DIRECTIONS >> Please repeat each of the records that follow, exactly as written.

PROVIDED INFORMATION >>

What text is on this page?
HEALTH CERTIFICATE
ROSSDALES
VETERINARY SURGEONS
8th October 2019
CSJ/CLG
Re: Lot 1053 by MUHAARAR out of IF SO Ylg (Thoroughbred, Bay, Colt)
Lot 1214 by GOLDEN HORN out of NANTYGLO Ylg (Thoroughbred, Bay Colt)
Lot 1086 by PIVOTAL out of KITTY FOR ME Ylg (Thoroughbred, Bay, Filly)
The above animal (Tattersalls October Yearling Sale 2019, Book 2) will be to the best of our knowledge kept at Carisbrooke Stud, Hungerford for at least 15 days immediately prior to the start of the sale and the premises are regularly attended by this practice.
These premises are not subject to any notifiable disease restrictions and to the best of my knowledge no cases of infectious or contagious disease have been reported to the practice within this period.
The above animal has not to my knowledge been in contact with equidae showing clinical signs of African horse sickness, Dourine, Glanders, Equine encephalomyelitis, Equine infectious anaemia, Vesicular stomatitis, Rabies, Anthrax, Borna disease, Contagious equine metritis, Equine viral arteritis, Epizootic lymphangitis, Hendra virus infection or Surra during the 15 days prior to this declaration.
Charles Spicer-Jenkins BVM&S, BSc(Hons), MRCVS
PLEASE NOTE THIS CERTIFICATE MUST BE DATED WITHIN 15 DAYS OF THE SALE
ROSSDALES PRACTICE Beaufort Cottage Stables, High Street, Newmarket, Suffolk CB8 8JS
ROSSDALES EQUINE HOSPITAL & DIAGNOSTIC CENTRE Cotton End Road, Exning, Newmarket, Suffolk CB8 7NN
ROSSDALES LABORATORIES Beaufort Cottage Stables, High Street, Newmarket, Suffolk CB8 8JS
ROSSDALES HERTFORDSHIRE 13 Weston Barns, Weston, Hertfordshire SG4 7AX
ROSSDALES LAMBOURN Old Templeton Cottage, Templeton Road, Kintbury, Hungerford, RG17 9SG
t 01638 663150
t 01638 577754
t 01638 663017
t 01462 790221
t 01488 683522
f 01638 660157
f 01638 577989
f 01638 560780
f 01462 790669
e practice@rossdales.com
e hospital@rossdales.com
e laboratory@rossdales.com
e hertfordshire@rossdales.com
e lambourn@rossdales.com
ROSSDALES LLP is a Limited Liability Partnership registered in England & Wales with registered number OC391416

YOUR RESPONSE >>
What text is on this page?
HEALTH CERTIFICATE
ROSSDALES
VETERINARY SURGEONS
8th October 2019
CSJ/CLG
Re: Lot 1053 by MUHAARAR out of IF SO Ylg (Thoroughbred, Bay, Colt)
Lot 1214 by GOLDEN HORN out of NANTYGLO Ylg (Thoroughbred, Bay Colt)
Lot 1086 by PIVOTAL out of KITTY FOR ME Ylg (Thoroughbred, Bay, Filly)
The above animal (Tattersalls October Yearling Sale 2019, Book 2) will be to the best of our knowledge kept at Carisbrooke Stud, Hungerford for at least 15 days immediately prior to the start of the sale and the premises are regularly attended by this practice.
These premises are not subject to any notifiable disease restrictions and to the best of my knowledge no cases of infectious or contagious disease have been reported to the practice within this period.
The above animal has not to my knowledge been in contact with equidae showing clinical signs of African horse sickness, Dourine, Glanders, Equine encephalomyelitis, Equine infectious anaemia, Vesicular stomatitis, Rabies, Anthrax, Borna disease, Contagious equine metritis, Equine viral arteritis, Epizootic lymphangitis, Hendra virus infection or Surra during the 15 days prior to this declaration.
Charles Spicer-Jenkins BVM&S, BSc(Hons), MRCVS
PLEASE NOTE THIS CERTIFICATE MUST BE DATED WITHIN 15 DAYS OF THE SALE
ROSSDALES PRACTICE Beaufort Cottage Stables, High Street, Newmarket, Suffolk CB8 8JS
ROSSDALES EQUINE HOSPITAL & DIAGNOSTIC CENTRE Cotton End Road, Exning, Newmarket, Suffolk CB8 7NN
ROSSDALES LABORATORIES Beaufort Cottage Stables, High Street, Newmarket, Suffolk CB8 8JS
ROSSDALES HERTFORDSHIRE 13 Weston Barns, Weston, Hertfordshire SG4 7AX
ROSSDALES LAMBOURN Old Templeton Cottage, Templeton Road, Kintbury, Hungerford, RG17 9SG
t 01638 663150
t 01638 577754
t 01638 663017
t 01462 790221
t 01488 683522
f 01638 660157
f 01638 577989
f 01638 560780
f 01462 790669
e practice@rossdales.com
e hospital@rossdales.com
e laboratory@rossdales.com
e hertfordshire@rossdales.com
e lambourn@rossdales.com
ROSSDALES LLP is a Limited Liability Partnership registered in England & Wales with registered number OC391416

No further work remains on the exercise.